> [Set problem] Transcribe each of the records below exactly, excluding all pictures.
★ ★ ★ ★ ★ ★ ★
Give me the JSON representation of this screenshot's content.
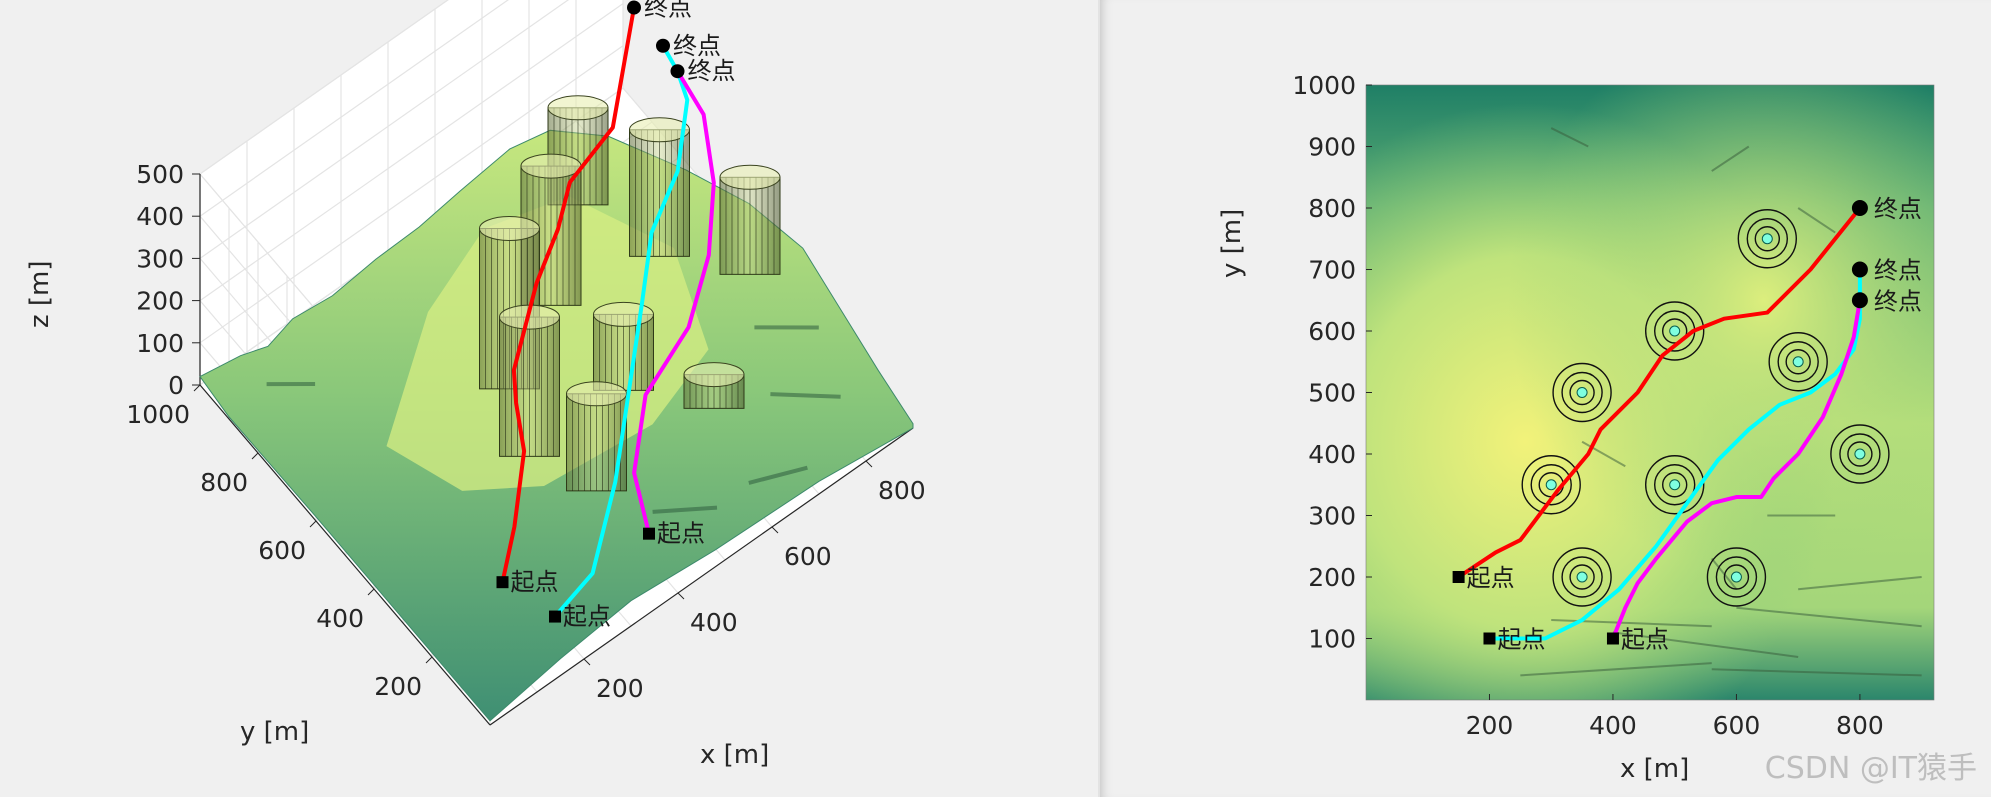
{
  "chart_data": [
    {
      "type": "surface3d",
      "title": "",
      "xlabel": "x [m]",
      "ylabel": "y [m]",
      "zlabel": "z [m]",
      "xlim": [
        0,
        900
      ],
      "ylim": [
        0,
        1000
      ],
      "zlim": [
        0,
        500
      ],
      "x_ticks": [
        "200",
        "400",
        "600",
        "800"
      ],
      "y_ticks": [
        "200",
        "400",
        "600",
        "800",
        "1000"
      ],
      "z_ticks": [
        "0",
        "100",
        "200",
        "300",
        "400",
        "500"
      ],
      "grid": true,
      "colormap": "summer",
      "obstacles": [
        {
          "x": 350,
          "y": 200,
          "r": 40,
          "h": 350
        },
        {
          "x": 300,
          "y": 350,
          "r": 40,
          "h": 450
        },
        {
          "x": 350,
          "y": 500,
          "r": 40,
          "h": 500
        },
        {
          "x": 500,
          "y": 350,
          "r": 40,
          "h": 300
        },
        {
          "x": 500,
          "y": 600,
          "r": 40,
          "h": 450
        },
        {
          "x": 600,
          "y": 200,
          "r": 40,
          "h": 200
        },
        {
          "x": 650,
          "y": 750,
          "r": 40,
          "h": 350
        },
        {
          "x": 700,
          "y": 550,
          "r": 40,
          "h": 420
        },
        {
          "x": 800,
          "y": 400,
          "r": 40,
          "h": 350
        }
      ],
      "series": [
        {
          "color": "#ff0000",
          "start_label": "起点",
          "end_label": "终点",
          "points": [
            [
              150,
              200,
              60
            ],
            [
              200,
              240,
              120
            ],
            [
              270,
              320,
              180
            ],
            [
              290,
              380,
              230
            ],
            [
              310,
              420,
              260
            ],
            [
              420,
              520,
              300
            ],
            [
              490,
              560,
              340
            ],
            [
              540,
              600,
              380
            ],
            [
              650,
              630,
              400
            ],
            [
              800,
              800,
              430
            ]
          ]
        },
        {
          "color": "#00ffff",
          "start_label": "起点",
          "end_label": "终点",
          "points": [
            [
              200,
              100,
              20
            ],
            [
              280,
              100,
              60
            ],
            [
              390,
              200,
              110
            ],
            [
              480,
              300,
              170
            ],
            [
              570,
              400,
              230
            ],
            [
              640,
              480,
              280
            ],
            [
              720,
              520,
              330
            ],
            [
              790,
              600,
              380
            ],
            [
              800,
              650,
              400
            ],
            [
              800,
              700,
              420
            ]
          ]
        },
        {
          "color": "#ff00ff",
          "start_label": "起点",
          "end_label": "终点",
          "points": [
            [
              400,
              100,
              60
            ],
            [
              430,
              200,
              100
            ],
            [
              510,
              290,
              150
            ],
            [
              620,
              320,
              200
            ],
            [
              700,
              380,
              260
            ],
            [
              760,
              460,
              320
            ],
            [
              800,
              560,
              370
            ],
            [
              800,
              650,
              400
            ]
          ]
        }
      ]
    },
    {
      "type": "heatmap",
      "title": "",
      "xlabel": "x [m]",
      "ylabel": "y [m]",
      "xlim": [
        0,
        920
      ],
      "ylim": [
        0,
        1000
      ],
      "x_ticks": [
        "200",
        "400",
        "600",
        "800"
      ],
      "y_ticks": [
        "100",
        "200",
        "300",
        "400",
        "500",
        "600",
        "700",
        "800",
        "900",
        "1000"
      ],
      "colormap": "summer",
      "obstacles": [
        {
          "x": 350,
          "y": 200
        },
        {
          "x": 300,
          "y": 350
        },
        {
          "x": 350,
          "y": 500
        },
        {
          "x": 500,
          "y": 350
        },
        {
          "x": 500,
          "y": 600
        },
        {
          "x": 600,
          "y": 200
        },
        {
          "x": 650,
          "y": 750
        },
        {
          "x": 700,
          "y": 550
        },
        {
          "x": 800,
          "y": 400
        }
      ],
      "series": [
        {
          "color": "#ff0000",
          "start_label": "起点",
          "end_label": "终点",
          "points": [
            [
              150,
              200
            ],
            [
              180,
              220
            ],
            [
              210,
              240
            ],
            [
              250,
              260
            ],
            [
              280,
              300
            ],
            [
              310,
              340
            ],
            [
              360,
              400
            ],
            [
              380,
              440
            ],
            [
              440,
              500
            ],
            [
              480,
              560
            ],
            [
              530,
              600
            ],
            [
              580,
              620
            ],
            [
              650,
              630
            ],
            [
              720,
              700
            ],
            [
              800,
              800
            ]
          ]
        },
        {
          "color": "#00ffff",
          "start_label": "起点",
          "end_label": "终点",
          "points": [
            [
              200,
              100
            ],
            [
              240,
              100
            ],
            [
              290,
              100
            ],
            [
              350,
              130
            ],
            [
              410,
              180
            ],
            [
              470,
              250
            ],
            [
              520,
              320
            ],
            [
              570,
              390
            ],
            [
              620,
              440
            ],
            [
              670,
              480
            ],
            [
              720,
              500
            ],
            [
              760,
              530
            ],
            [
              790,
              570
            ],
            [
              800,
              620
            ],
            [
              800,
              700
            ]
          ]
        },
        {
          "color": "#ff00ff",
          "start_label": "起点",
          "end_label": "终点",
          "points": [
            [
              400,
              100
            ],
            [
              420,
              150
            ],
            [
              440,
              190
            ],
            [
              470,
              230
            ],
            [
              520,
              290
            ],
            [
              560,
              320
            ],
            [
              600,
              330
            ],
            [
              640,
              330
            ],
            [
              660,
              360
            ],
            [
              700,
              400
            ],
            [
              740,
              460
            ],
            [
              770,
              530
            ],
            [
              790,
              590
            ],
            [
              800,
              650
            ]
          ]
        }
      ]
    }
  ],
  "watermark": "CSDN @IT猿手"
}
★ ★ ★ ★ ★ ★ ★
> [Finished answer]
Give me the JSON representation of this screenshot's content.
{
  "chart_data": [
    {
      "type": "surface3d",
      "title": "",
      "xlabel": "x [m]",
      "ylabel": "y [m]",
      "zlabel": "z [m]",
      "xlim": [
        0,
        900
      ],
      "ylim": [
        0,
        1000
      ],
      "zlim": [
        0,
        500
      ],
      "x_ticks": [
        "200",
        "400",
        "600",
        "800"
      ],
      "y_ticks": [
        "200",
        "400",
        "600",
        "800",
        "1000"
      ],
      "z_ticks": [
        "0",
        "100",
        "200",
        "300",
        "400",
        "500"
      ],
      "grid": true,
      "colormap": "summer",
      "obstacles": [
        {
          "x": 350,
          "y": 200,
          "r": 40,
          "h": 350
        },
        {
          "x": 300,
          "y": 350,
          "r": 40,
          "h": 450
        },
        {
          "x": 350,
          "y": 500,
          "r": 40,
          "h": 500
        },
        {
          "x": 500,
          "y": 350,
          "r": 40,
          "h": 300
        },
        {
          "x": 500,
          "y": 600,
          "r": 40,
          "h": 450
        },
        {
          "x": 600,
          "y": 200,
          "r": 40,
          "h": 200
        },
        {
          "x": 650,
          "y": 750,
          "r": 40,
          "h": 350
        },
        {
          "x": 700,
          "y": 550,
          "r": 40,
          "h": 420
        },
        {
          "x": 800,
          "y": 400,
          "r": 40,
          "h": 350
        }
      ],
      "series": [
        {
          "color": "#ff0000",
          "start_label": "起点",
          "end_label": "终点",
          "points": [
            [
              150,
              200,
              60
            ],
            [
              200,
              240,
              120
            ],
            [
              270,
              320,
              180
            ],
            [
              290,
              380,
              230
            ],
            [
              310,
              420,
              260
            ],
            [
              420,
              520,
              300
            ],
            [
              490,
              560,
              340
            ],
            [
              540,
              600,
              380
            ],
            [
              650,
              630,
              400
            ],
            [
              800,
              800,
              430
            ]
          ]
        },
        {
          "color": "#00ffff",
          "start_label": "起点",
          "end_label": "终点",
          "points": [
            [
              200,
              100,
              20
            ],
            [
              280,
              100,
              60
            ],
            [
              390,
              200,
              110
            ],
            [
              480,
              300,
              170
            ],
            [
              570,
              400,
              230
            ],
            [
              640,
              480,
              280
            ],
            [
              720,
              520,
              330
            ],
            [
              790,
              600,
              380
            ],
            [
              800,
              650,
              400
            ],
            [
              800,
              700,
              420
            ]
          ]
        },
        {
          "color": "#ff00ff",
          "start_label": "起点",
          "end_label": "终点",
          "points": [
            [
              400,
              100,
              60
            ],
            [
              430,
              200,
              100
            ],
            [
              510,
              290,
              150
            ],
            [
              620,
              320,
              200
            ],
            [
              700,
              380,
              260
            ],
            [
              760,
              460,
              320
            ],
            [
              800,
              560,
              370
            ],
            [
              800,
              650,
              400
            ]
          ]
        }
      ]
    },
    {
      "type": "heatmap",
      "title": "",
      "xlabel": "x [m]",
      "ylabel": "y [m]",
      "xlim": [
        0,
        920
      ],
      "ylim": [
        0,
        1000
      ],
      "x_ticks": [
        "200",
        "400",
        "600",
        "800"
      ],
      "y_ticks": [
        "100",
        "200",
        "300",
        "400",
        "500",
        "600",
        "700",
        "800",
        "900",
        "1000"
      ],
      "colormap": "summer",
      "obstacles": [
        {
          "x": 350,
          "y": 200
        },
        {
          "x": 300,
          "y": 350
        },
        {
          "x": 350,
          "y": 500
        },
        {
          "x": 500,
          "y": 350
        },
        {
          "x": 500,
          "y": 600
        },
        {
          "x": 600,
          "y": 200
        },
        {
          "x": 650,
          "y": 750
        },
        {
          "x": 700,
          "y": 550
        },
        {
          "x": 800,
          "y": 400
        }
      ],
      "series": [
        {
          "color": "#ff0000",
          "start_label": "起点",
          "end_label": "终点",
          "points": [
            [
              150,
              200
            ],
            [
              180,
              220
            ],
            [
              210,
              240
            ],
            [
              250,
              260
            ],
            [
              280,
              300
            ],
            [
              310,
              340
            ],
            [
              360,
              400
            ],
            [
              380,
              440
            ],
            [
              440,
              500
            ],
            [
              480,
              560
            ],
            [
              530,
              600
            ],
            [
              580,
              620
            ],
            [
              650,
              630
            ],
            [
              720,
              700
            ],
            [
              800,
              800
            ]
          ]
        },
        {
          "color": "#00ffff",
          "start_label": "起点",
          "end_label": "终点",
          "points": [
            [
              200,
              100
            ],
            [
              240,
              100
            ],
            [
              290,
              100
            ],
            [
              350,
              130
            ],
            [
              410,
              180
            ],
            [
              470,
              250
            ],
            [
              520,
              320
            ],
            [
              570,
              390
            ],
            [
              620,
              440
            ],
            [
              670,
              480
            ],
            [
              720,
              500
            ],
            [
              760,
              530
            ],
            [
              790,
              570
            ],
            [
              800,
              620
            ],
            [
              800,
              700
            ]
          ]
        },
        {
          "color": "#ff00ff",
          "start_label": "起点",
          "end_label": "终点",
          "points": [
            [
              400,
              100
            ],
            [
              420,
              150
            ],
            [
              440,
              190
            ],
            [
              470,
              230
            ],
            [
              520,
              290
            ],
            [
              560,
              320
            ],
            [
              600,
              330
            ],
            [
              640,
              330
            ],
            [
              660,
              360
            ],
            [
              700,
              400
            ],
            [
              740,
              460
            ],
            [
              770,
              530
            ],
            [
              790,
              590
            ],
            [
              800,
              650
            ]
          ]
        }
      ]
    }
  ],
  "watermark": "CSDN @IT猿手"
}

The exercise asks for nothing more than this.